→ **DATA FOR THIS TASK**
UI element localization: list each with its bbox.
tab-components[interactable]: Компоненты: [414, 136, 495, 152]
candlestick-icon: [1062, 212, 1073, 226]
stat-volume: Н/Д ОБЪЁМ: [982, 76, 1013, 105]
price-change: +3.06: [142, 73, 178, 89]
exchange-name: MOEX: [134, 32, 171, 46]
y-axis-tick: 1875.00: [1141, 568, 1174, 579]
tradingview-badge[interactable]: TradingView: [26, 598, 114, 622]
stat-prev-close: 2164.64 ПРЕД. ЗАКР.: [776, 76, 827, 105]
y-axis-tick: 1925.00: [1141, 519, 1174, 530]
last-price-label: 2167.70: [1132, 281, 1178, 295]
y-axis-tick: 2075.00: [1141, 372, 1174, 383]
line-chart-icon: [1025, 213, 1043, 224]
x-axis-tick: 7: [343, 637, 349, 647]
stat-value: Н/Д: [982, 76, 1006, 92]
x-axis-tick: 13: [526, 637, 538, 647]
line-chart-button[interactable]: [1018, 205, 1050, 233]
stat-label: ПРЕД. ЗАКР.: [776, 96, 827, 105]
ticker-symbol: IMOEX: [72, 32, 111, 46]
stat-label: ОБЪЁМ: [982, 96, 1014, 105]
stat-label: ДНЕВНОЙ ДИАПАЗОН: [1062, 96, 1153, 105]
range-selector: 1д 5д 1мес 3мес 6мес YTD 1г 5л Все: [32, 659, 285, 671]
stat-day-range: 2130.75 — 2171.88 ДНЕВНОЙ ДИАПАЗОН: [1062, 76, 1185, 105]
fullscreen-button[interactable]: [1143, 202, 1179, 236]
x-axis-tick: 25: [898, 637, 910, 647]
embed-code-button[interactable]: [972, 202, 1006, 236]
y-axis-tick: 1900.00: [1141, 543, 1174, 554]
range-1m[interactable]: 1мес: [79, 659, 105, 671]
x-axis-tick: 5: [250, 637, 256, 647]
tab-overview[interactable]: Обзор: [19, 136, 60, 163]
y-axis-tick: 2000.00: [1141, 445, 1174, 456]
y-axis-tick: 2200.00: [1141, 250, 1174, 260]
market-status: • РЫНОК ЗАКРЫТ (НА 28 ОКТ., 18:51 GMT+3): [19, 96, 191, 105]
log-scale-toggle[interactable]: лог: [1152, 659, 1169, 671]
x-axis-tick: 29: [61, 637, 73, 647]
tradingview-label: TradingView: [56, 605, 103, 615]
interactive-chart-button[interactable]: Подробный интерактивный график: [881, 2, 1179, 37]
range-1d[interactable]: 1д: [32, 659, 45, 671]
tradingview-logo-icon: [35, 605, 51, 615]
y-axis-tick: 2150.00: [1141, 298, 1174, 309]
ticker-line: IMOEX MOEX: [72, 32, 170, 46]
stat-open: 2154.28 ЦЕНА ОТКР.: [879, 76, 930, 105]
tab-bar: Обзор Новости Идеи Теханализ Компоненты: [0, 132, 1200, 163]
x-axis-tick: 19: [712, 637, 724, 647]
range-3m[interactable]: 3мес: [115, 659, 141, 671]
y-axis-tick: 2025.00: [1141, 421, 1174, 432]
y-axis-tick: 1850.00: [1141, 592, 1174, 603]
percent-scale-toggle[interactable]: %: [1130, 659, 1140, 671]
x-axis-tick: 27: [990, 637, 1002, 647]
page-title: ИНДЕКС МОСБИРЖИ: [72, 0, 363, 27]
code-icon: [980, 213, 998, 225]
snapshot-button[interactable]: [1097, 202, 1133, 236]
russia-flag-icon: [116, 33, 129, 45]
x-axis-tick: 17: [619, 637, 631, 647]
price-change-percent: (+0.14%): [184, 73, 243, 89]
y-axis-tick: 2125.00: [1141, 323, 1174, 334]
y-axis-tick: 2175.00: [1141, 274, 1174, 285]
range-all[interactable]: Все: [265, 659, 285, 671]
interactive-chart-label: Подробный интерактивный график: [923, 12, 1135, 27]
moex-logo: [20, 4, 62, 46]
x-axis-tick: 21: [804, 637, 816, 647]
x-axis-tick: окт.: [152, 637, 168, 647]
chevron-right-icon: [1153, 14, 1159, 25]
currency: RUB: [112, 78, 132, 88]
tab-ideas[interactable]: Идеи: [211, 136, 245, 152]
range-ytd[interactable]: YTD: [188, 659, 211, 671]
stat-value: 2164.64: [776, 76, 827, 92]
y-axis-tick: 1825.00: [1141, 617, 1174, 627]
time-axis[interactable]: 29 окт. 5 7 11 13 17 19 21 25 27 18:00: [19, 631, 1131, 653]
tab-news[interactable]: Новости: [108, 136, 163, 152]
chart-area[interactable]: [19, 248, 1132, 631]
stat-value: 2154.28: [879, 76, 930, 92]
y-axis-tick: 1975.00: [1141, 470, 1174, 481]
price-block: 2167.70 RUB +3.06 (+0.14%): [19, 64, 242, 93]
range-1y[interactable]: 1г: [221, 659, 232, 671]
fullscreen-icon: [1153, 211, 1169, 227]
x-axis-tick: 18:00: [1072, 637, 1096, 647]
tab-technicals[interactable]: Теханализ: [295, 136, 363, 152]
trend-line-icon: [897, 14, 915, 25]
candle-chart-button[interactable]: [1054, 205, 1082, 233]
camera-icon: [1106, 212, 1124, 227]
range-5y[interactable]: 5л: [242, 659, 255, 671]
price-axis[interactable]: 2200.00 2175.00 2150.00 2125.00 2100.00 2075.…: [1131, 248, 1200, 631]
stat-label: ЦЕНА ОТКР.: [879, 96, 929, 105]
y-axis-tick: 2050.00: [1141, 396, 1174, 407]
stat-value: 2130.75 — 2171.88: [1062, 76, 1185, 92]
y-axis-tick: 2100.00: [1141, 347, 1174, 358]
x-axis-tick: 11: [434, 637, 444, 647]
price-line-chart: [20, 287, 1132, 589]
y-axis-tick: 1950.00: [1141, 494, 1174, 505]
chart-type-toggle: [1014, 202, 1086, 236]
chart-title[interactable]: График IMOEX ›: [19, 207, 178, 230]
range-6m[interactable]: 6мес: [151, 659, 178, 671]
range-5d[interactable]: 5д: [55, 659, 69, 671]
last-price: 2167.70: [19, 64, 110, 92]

→ **OBJECTIVE**
Update the listing by replacing "y-axis-tick" with "price-tick" everywhere it appears, and leave everything else unchanged.

→ **SOLUTION TO THE PROBLEM**
UI element localization: list each with its bbox.
tab-components[interactable]: Компоненты: [414, 136, 495, 152]
candlestick-icon: [1062, 212, 1073, 226]
stat-volume: Н/Д ОБЪЁМ: [982, 76, 1013, 105]
price-change: +3.06: [142, 73, 178, 89]
exchange-name: MOEX: [134, 32, 171, 46]
price-tick: 1875.00: [1141, 568, 1174, 579]
tradingview-badge[interactable]: TradingView: [26, 598, 114, 622]
stat-prev-close: 2164.64 ПРЕД. ЗАКР.: [776, 76, 827, 105]
price-tick: 1925.00: [1141, 519, 1174, 530]
last-price-label: 2167.70: [1132, 281, 1178, 295]
price-tick: 2075.00: [1141, 372, 1174, 383]
line-chart-icon: [1025, 213, 1043, 224]
x-axis-tick: 7: [343, 637, 349, 647]
stat-value: Н/Д: [982, 76, 1006, 92]
x-axis-tick: 13: [526, 637, 538, 647]
line-chart-button[interactable]: [1018, 205, 1050, 233]
stat-label: ПРЕД. ЗАКР.: [776, 96, 827, 105]
ticker-symbol: IMOEX: [72, 32, 111, 46]
stat-label: ОБЪЁМ: [982, 96, 1014, 105]
stat-label: ДНЕВНОЙ ДИАПАЗОН: [1062, 96, 1153, 105]
range-selector: 1д 5д 1мес 3мес 6мес YTD 1г 5л Все: [32, 659, 285, 671]
stat-day-range: 2130.75 — 2171.88 ДНЕВНОЙ ДИАПАЗОН: [1062, 76, 1185, 105]
fullscreen-button[interactable]: [1143, 202, 1179, 236]
x-axis-tick: 25: [898, 637, 910, 647]
embed-code-button[interactable]: [972, 202, 1006, 236]
price-tick: 1900.00: [1141, 543, 1174, 554]
range-1m[interactable]: 1мес: [79, 659, 105, 671]
x-axis-tick: 5: [250, 637, 256, 647]
tab-overview[interactable]: Обзор: [19, 136, 60, 163]
price-tick: 2000.00: [1141, 445, 1174, 456]
price-tick: 2200.00: [1141, 250, 1174, 260]
market-status: • РЫНОК ЗАКРЫТ (НА 28 ОКТ., 18:51 GMT+3): [19, 96, 191, 105]
log-scale-toggle[interactable]: лог: [1152, 659, 1169, 671]
x-axis-tick: 29: [61, 637, 73, 647]
tradingview-label: TradingView: [56, 605, 103, 615]
interactive-chart-button[interactable]: Подробный интерактивный график: [881, 2, 1179, 37]
range-1d[interactable]: 1д: [32, 659, 45, 671]
tradingview-logo-icon: [35, 605, 51, 615]
price-tick: 2150.00: [1141, 298, 1174, 309]
ticker-line: IMOEX MOEX: [72, 32, 170, 46]
stat-open: 2154.28 ЦЕНА ОТКР.: [879, 76, 930, 105]
tab-bar: Обзор Новости Идеи Теханализ Компоненты: [0, 132, 1200, 163]
x-axis-tick: 19: [712, 637, 724, 647]
range-3m[interactable]: 3мес: [115, 659, 141, 671]
price-tick: 2025.00: [1141, 421, 1174, 432]
price-tick: 1850.00: [1141, 592, 1174, 603]
percent-scale-toggle[interactable]: %: [1130, 659, 1140, 671]
x-axis-tick: 27: [990, 637, 1002, 647]
page-title: ИНДЕКС МОСБИРЖИ: [72, 0, 363, 27]
code-icon: [980, 213, 998, 225]
snapshot-button[interactable]: [1097, 202, 1133, 236]
russia-flag-icon: [116, 33, 129, 45]
x-axis-tick: 17: [619, 637, 631, 647]
price-change-percent: (+0.14%): [184, 73, 243, 89]
price-tick: 2125.00: [1141, 323, 1174, 334]
price-tick: 2175.00: [1141, 274, 1174, 285]
range-all[interactable]: Все: [265, 659, 285, 671]
interactive-chart-label: Подробный интерактивный график: [923, 12, 1135, 27]
moex-logo: [20, 4, 62, 46]
x-axis-tick: 21: [804, 637, 816, 647]
x-axis-tick: окт.: [152, 637, 168, 647]
chevron-right-icon: [1153, 14, 1159, 25]
currency: RUB: [112, 78, 132, 88]
tab-ideas[interactable]: Идеи: [211, 136, 245, 152]
range-ytd[interactable]: YTD: [188, 659, 211, 671]
stat-value: 2164.64: [776, 76, 827, 92]
price-tick: 1825.00: [1141, 617, 1174, 627]
time-axis[interactable]: 29 окт. 5 7 11 13 17 19 21 25 27 18:00: [19, 631, 1131, 653]
tab-news[interactable]: Новости: [108, 136, 163, 152]
chart-area[interactable]: [19, 248, 1132, 631]
stat-value: 2154.28: [879, 76, 930, 92]
price-tick: 1975.00: [1141, 470, 1174, 481]
price-block: 2167.70 RUB +3.06 (+0.14%): [19, 64, 242, 93]
range-1y[interactable]: 1г: [221, 659, 232, 671]
fullscreen-icon: [1153, 211, 1169, 227]
x-axis-tick: 18:00: [1072, 637, 1096, 647]
tab-technicals[interactable]: Теханализ: [295, 136, 363, 152]
trend-line-icon: [897, 14, 915, 25]
candle-chart-button[interactable]: [1054, 205, 1082, 233]
camera-icon: [1106, 212, 1124, 227]
range-5y[interactable]: 5л: [242, 659, 255, 671]
price-axis[interactable]: 2200.00 2175.00 2150.00 2125.00 2100.00 2075.…: [1131, 248, 1200, 631]
stat-label: ЦЕНА ОТКР.: [879, 96, 929, 105]
price-tick: 2050.00: [1141, 396, 1174, 407]
stat-value: 2130.75 — 2171.88: [1062, 76, 1185, 92]
price-tick: 2100.00: [1141, 347, 1174, 358]
x-axis-tick: 11: [434, 637, 444, 647]
price-line-chart: [20, 287, 1132, 589]
price-tick: 1950.00: [1141, 494, 1174, 505]
chart-type-toggle: [1014, 202, 1086, 236]
chart-title[interactable]: График IMOEX ›: [19, 207, 178, 230]
range-6m[interactable]: 6мес: [151, 659, 178, 671]
range-5d[interactable]: 5д: [55, 659, 69, 671]
last-price: 2167.70: [19, 64, 110, 92]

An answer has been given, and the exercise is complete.